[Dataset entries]
....

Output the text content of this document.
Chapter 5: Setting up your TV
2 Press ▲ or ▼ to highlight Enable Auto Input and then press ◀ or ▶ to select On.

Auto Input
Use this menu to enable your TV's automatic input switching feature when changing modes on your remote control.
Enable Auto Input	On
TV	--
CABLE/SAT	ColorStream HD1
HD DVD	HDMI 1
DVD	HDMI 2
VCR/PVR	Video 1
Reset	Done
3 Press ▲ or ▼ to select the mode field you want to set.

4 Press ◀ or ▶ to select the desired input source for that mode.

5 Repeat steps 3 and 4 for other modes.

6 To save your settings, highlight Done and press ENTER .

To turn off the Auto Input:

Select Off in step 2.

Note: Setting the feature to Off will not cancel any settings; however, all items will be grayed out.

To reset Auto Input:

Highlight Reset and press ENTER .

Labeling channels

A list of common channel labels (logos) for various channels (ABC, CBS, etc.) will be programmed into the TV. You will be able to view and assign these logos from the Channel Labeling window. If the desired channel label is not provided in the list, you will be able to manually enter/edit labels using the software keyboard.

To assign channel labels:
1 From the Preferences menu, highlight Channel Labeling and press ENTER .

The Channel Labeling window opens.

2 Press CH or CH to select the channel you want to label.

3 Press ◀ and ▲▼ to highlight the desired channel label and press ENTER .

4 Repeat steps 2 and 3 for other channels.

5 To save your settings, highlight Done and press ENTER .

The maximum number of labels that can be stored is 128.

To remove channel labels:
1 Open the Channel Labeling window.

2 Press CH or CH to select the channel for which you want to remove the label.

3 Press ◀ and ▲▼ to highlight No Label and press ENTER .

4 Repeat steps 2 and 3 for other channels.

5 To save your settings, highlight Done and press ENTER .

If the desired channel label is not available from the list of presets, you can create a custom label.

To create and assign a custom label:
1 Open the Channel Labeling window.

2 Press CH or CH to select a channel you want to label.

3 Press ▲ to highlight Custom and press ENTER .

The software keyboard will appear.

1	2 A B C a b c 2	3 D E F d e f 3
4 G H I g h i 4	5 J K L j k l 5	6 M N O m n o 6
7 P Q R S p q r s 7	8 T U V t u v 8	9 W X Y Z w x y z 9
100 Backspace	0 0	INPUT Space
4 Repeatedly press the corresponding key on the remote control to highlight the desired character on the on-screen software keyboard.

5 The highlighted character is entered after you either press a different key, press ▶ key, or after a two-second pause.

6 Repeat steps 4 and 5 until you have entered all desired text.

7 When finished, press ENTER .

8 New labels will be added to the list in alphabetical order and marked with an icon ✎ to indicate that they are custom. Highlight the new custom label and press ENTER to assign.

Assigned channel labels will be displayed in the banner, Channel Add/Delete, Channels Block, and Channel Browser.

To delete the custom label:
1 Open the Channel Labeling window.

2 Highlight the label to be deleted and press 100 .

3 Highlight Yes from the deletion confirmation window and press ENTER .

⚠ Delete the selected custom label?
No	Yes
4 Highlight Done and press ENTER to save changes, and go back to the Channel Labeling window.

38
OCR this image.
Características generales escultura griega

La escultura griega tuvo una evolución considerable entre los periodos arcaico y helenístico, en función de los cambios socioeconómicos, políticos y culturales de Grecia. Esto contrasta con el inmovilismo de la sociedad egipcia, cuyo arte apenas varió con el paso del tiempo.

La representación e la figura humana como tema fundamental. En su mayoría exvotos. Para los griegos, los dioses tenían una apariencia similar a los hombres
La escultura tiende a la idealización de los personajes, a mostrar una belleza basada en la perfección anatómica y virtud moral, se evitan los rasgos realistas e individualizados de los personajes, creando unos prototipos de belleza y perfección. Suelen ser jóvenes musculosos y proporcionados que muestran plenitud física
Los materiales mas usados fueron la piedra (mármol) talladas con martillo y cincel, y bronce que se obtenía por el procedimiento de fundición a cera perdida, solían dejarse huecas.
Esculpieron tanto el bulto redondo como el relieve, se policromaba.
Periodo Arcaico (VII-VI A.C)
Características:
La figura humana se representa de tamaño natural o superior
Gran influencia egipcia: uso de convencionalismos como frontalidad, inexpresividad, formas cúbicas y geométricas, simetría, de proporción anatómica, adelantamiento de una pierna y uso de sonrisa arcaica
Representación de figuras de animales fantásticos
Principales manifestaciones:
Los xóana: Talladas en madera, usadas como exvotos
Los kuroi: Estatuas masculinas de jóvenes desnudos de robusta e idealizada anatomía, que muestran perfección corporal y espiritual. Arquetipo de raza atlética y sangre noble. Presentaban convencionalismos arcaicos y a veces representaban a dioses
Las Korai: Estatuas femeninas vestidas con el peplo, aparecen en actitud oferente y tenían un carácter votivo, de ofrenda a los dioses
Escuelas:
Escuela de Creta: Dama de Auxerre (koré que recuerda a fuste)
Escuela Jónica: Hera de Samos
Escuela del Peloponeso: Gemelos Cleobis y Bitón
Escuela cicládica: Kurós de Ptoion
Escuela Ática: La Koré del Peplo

....

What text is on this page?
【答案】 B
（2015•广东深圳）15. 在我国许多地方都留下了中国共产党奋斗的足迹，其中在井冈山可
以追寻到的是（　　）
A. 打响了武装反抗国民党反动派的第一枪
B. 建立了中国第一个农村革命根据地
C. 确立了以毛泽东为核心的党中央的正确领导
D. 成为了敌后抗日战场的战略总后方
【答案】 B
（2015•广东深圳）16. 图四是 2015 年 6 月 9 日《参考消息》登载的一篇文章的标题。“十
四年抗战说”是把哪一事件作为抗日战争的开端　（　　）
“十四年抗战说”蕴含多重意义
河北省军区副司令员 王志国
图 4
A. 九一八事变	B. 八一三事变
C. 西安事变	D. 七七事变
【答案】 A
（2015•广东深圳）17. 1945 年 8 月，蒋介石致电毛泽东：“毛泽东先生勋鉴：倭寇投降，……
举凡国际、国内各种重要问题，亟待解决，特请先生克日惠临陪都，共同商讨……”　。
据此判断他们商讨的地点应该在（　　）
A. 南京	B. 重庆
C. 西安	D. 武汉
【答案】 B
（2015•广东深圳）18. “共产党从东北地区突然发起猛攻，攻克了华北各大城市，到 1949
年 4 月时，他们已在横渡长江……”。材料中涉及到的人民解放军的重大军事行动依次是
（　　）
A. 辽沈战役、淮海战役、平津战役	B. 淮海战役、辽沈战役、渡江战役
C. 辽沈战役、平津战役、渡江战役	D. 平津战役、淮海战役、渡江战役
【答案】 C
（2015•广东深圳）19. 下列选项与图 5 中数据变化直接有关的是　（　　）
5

....

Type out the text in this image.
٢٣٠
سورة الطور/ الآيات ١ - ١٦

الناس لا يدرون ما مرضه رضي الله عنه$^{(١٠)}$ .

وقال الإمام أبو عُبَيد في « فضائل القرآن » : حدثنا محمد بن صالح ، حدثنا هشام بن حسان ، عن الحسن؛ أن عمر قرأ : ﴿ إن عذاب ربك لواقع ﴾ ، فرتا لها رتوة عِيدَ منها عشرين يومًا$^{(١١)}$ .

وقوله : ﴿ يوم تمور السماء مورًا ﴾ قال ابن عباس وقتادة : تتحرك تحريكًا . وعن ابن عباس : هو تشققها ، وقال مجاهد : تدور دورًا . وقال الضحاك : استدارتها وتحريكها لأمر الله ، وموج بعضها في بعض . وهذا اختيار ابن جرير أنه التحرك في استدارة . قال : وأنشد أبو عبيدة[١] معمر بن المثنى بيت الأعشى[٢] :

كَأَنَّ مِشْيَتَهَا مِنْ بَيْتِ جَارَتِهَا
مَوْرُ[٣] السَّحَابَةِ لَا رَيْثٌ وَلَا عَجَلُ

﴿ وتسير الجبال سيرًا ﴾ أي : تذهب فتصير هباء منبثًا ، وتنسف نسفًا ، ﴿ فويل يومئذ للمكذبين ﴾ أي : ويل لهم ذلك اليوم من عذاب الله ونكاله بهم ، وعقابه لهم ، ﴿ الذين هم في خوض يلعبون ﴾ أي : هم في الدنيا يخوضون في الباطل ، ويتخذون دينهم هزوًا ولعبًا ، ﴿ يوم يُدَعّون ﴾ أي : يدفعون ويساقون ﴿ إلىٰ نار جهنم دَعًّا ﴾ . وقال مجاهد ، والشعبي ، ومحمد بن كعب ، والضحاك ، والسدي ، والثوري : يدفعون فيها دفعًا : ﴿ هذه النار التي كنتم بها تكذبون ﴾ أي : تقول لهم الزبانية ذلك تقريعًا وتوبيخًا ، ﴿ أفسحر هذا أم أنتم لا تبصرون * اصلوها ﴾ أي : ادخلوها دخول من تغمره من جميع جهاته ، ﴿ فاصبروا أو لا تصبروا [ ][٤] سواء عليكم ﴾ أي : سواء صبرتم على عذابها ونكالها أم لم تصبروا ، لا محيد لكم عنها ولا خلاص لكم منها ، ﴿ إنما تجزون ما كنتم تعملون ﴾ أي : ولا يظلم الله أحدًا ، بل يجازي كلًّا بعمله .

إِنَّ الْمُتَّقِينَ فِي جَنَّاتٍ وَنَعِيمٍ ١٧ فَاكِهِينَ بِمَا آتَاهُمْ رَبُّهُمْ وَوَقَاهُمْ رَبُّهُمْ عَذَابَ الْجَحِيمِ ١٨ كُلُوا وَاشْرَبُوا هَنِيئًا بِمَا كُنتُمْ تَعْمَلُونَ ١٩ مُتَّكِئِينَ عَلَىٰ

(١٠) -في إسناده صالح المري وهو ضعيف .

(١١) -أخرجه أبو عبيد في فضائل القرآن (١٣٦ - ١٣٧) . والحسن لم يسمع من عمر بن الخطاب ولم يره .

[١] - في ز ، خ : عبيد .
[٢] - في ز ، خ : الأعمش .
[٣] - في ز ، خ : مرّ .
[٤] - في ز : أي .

....

Your instructions
Copy out each line in the preceding records that contains "text".

Expected answer
Output the text content of this document.
6 Repeat steps 4 and 5 until you have entered all desired text.
What text is on this page?
Type out the text in this image.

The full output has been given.